▸ Goal: Locate each line holding the string "wedding" and copy it.

▸ Data entries:

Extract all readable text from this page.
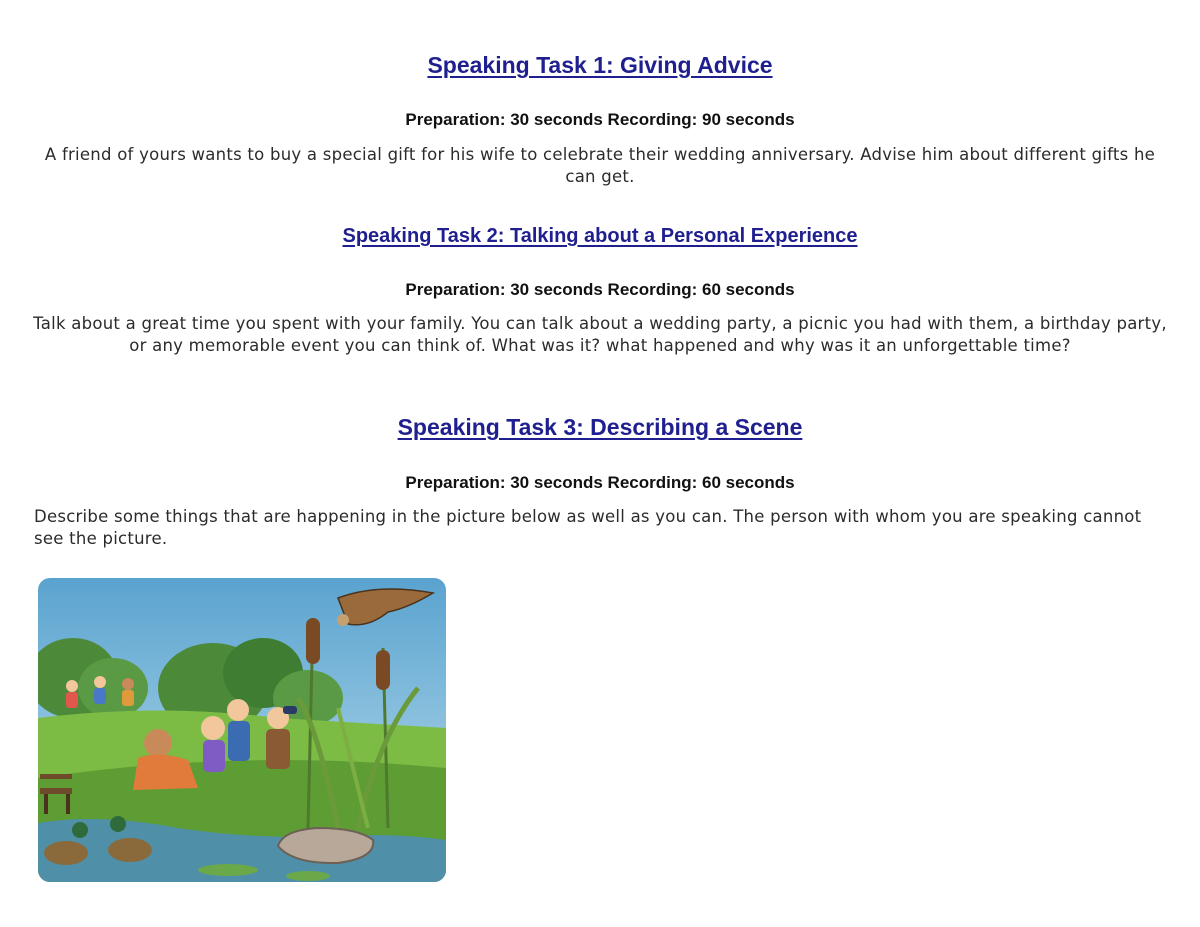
Speaking Task 1: Giving Advice

Preparation: 30 seconds Recording: 90 seconds

A friend of yours wants to buy a special gift for his wife to celebrate their wedding anniversary. Advise him about different gifts he can get.

Speaking Task 2: Talking about a Personal Experience

Preparation: 30 seconds Recording: 60 seconds

Talk about a great time you spent with your family. You can talk about a wedding party, a picnic you had with them, a birthday party, or any memorable event you can think of. What was it? what happened and why was it an unforgettable time?

Speaking Task 3: Describing a Scene

Preparation: 30 seconds Recording: 60 seconds

Describe some things that are happening in the picture below as well as you can. The person with whom you are speaking cannot see the picture.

▸ Reply to the task:
A friend of yours wants to buy a special gift for his wife to celebrate their wedding anniversary. Advise him about different gifts he can get.
Talk about a great time you spent with your family. You can talk about a wedding party, a picnic you had with them, a birthday party, or any memorable event you can think of. What was it? what happened and why was it an unforgettable time?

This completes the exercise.